[Data excerpts]
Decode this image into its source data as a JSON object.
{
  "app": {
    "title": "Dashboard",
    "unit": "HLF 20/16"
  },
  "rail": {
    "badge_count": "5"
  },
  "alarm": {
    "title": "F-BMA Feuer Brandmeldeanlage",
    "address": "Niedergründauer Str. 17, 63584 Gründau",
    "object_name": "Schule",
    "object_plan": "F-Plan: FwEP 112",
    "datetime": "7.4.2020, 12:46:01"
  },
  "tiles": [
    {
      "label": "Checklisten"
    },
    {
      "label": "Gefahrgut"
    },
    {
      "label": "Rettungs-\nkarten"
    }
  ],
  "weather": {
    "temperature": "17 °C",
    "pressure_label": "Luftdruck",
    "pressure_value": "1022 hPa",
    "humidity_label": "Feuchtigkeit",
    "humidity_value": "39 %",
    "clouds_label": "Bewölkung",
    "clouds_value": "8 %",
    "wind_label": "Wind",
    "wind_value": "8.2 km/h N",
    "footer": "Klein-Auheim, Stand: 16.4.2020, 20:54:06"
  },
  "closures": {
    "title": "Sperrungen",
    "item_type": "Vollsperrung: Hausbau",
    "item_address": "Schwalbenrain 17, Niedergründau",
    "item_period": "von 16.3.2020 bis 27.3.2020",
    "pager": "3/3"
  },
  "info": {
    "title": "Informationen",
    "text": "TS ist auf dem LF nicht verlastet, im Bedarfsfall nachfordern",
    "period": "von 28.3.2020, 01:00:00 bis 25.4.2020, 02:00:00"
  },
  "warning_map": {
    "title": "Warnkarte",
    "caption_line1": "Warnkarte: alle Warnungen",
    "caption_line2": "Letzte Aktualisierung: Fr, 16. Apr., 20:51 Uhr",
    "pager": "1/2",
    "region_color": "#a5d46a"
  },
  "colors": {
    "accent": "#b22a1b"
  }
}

**REQUIREMENTS:** Please output the complete data exactly.

**ANSWER BELOW:**
Decode this image into its source data as a JSON object.
{
  "app": {
    "title": "Dashboard",
    "unit": "HLF 20/16"
  },
  "rail": {
    "badge_count": "5"
  },
  "alarm": {
    "title": "F-BMA Feuer Brandmeldeanlage",
    "address": "Niedergründauer Str. 17, 63584 Gründau",
    "object_name": "Schule",
    "object_plan": "F-Plan: FwEP 112",
    "datetime": "7.4.2020, 12:46:01"
  },
  "tiles": [
    {
      "label": "Checklisten"
    },
    {
      "label": "Gefahrgut"
    },
    {
      "label": "Rettungs-\nkarten"
    }
  ],
  "weather": {
    "temperature": "17 °C",
    "pressure_label": "Luftdruck",
    "pressure_value": "1022 hPa",
    "humidity_label": "Feuchtigkeit",
    "humidity_value": "39 %",
    "clouds_label": "Bewölkung",
    "clouds_value": "8 %",
    "wind_label": "Wind",
    "wind_value": "8.2 km/h N",
    "footer": "Klein-Auheim, Stand: 16.4.2020, 20:54:06"
  },
  "closures": {
    "title": "Sperrungen",
    "item_type": "Vollsperrung: Hausbau",
    "item_address": "Schwalbenrain 17, Niedergründau",
    "item_period": "von 16.3.2020 bis 27.3.2020",
    "pager": "3/3"
  },
  "info": {
    "title": "Informationen",
    "text": "TS ist auf dem LF nicht verlastet, im Bedarfsfall nachfordern",
    "period": "von 28.3.2020, 01:00:00 bis 25.4.2020, 02:00:00"
  },
  "warning_map": {
    "title": "Warnkarte",
    "caption_line1": "Warnkarte: alle Warnungen",
    "caption_line2": "Letzte Aktualisierung: Fr, 16. Apr., 20:51 Uhr",
    "pager": "1/2",
    "region_color": "#a5d46a"
  },
  "colors": {
    "accent": "#b22a1b"
  }
}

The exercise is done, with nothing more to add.